• Trecho:
= = = = =

O juiz da Vara Criminal de Botucatu, Italo Morelle, condenou a secretária executiva M.B.S. a dois anos de reclusão pelo crime de tortura. Filha adotiva, ela submetia a mãe — idosa e portadora do mal de Alzeheimer — a sessões de espancamento, além de privá-la de água, comida e visitas. A pena foi fixada em dois anos de reclusão, em regime fechado, porque a ré é primária.

Consta do processo que, por conveniência da família, a secretária foi incumbida de zelar pela idosa – cuidar de sua alimentação, higiene, segurança e bem estar. E que, para isso, recebia, inclusive, uma remuneração simbólica.

Os vizinhos, estarrecidos com os maus tratos sofridos pela vítima, gravaram as sessões de agressão. A secretária castigava a mãe por conta da carga de trabalho que ela representava. “Promovia tortura física e psicológica em pessoa inválida, sob seu poder e autoridade”, registrou-se.

A defesa da secretária, que domina cinco idiomas, quis desclassificar a acusação para o crime de maus tratos e alegou que a gravação feita pelos vizinhos seria ilegal.

Depois de colher provas e ouvir oito testemunhas, o juiz refutou os argumentos da defesa. Em relação à ilegalidade das gravações, ele afirmou que “o gravador foi posto no muro. Logo, a própria ré dava publicidade quanto aos atos que praticava, não havendo que se falar em proteção constitucional à intimidade. Fosse o gravador colocado no interior da sua residência, sem o seu conhecimento, talvez, aí, fosse diversa a situação.”

Morelle afirmou também que “tudo indica que, como é dos autos, a ré, altamente frustrada por inúmeros fatores de sua vida pessoal, servia-se da mãe para descontar tais frustrações, agredindo-a fisicamente e verbalmente, utilizando-a como vero objeto de tortura”.

E acrescentou: “E, note-se que voltou (a secretária) a viver com a vítima por que algumas coisas em sua vida não deram certo mas, a demonstrar a sua personalidade, exigia cinco mil reais ou uma parte da casa para de lá sair. A mãe era um empecilho”.

= = = = =

[Dados de posição dos elementos]
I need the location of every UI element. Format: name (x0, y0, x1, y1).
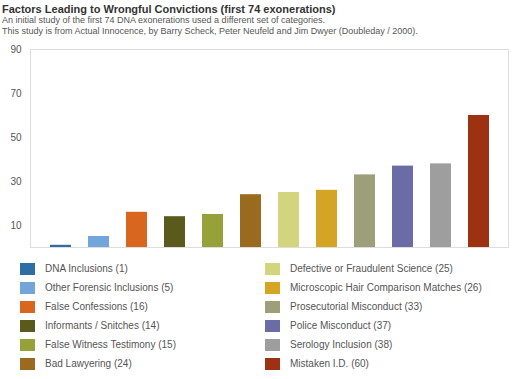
html-text:Microscopic Hair Comparison Ma: Microscopic Hair Comparison Matches (26) (290, 282, 482, 293)
html-text:Informants / Snitches (14): Informants / Snitches (14) (45, 320, 160, 331)
html-text:Mistaken I.D. (60): Mistaken I.D. (60) (290, 358, 369, 369)
svg-text:30: 30 (10, 176, 22, 187)
html-text:Prosecutorial Misconduct (33): Prosecutorial Misconduct (33) (290, 301, 423, 312)
html-text:Defective or Fraudulent Scienc: Defective or Fraudulent Science (25) (290, 263, 453, 274)
svg-text:10: 10 (10, 220, 22, 231)
svg-text:90: 90 (10, 44, 22, 55)
html-text:Bad Lawyering (24): Bad Lawyering (24) (45, 358, 132, 369)
html-text:Police Misconduct (37): Police Misconduct (37) (290, 320, 392, 331)
html-text:False Witness Testimony (15): False Witness Testimony (15) (45, 339, 176, 350)
svg-text:70: 70 (10, 88, 22, 99)
html-text:This study is from Actual Inno: This study is from Actual Innocence, by … (2, 26, 418, 36)
html-text:An initial study of the first: An initial study of the first 74 DNA exo… (2, 15, 325, 25)
html-text:False Confessions (16): False Confessions (16) (45, 301, 148, 312)
svg-text:50: 50 (10, 132, 22, 143)
html-text:DNA Inclusions (1): DNA Inclusions (1) (45, 263, 128, 274)
html-text:Other Forensic Inclusions (5): Other Forensic Inclusions (5) (45, 282, 174, 293)
html-text:Factors Leading to Wrongful Co: Factors Leading to Wrongful Convictions … (2, 3, 336, 15)
html-text:Serology Inclusion (38): Serology Inclusion (38) (290, 339, 393, 350)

= = = = =

• Instrução dada A: Repita na listagem, sem mudar nada, as linhas que vão da que contém "html-text:Microscopic Hair Comparison" até a que contém "svg-text:30: 30 (10, 176, 22, 187)", incluindo as duas.
• Instrução dada B: Prossiga com a notícia sobre a condenação por tortura da filha que agredia a mãe idosa, começando logo depois da última frase.

• Resultado final A:
html-text:Microscopic Hair Comparison Ma: Microscopic Hair Comparison Matches (26) (290, 282, 482, 293)
html-text:Informants / Snitches (14): Informants / Snitches (14) (45, 320, 160, 331)
html-text:Mistaken I.D. (60): Mistaken I.D. (60) (290, 358, 369, 369)
svg-text:30: 30 (10, 176, 22, 187)

• Resultado final B:
A defesa da secretária já entrou com recurso no Tribunal de Justiça de São Paulo. O processo aguarda manifestação do Ministério Público.

Leia a sentença:

V I S T O S et cetera

M.B.S, quantum satis qualificada e identificada no caderno dos autos a f. 57, foi denunciada e vê-se criminalmente processada pelo delito nomen júris tortura (artigo 1o., inciso II, da Lei Federal n. 9.455, de 07 de abril de 1.997).

Historia a exordial acusatória que em meados de janeiro de 2.000, na rua XXXXXX, XX, nesta urbe e comarca, a ré, submeteu pessoa sob sua guarda, poder e autoridade – M.L.Z.S – com emprego de violência e grave ameaça, a intenso sofrimento físico e mental, como forma de aplicar castigo pessoal.

Prossegue dando conta que a ré fora criada pela vítima que, à época, contava com oitenta e um anos de idade. Até pela idade avançada, possuía a vítima problemas de saúde física e mental.

Por conveniência da família, a ré fora incumbida de zelar da ofendida, no tocante a sua alimentação, higiene, segurança e bem estar e, para tanto, recebia, inclusive, módica remuneração.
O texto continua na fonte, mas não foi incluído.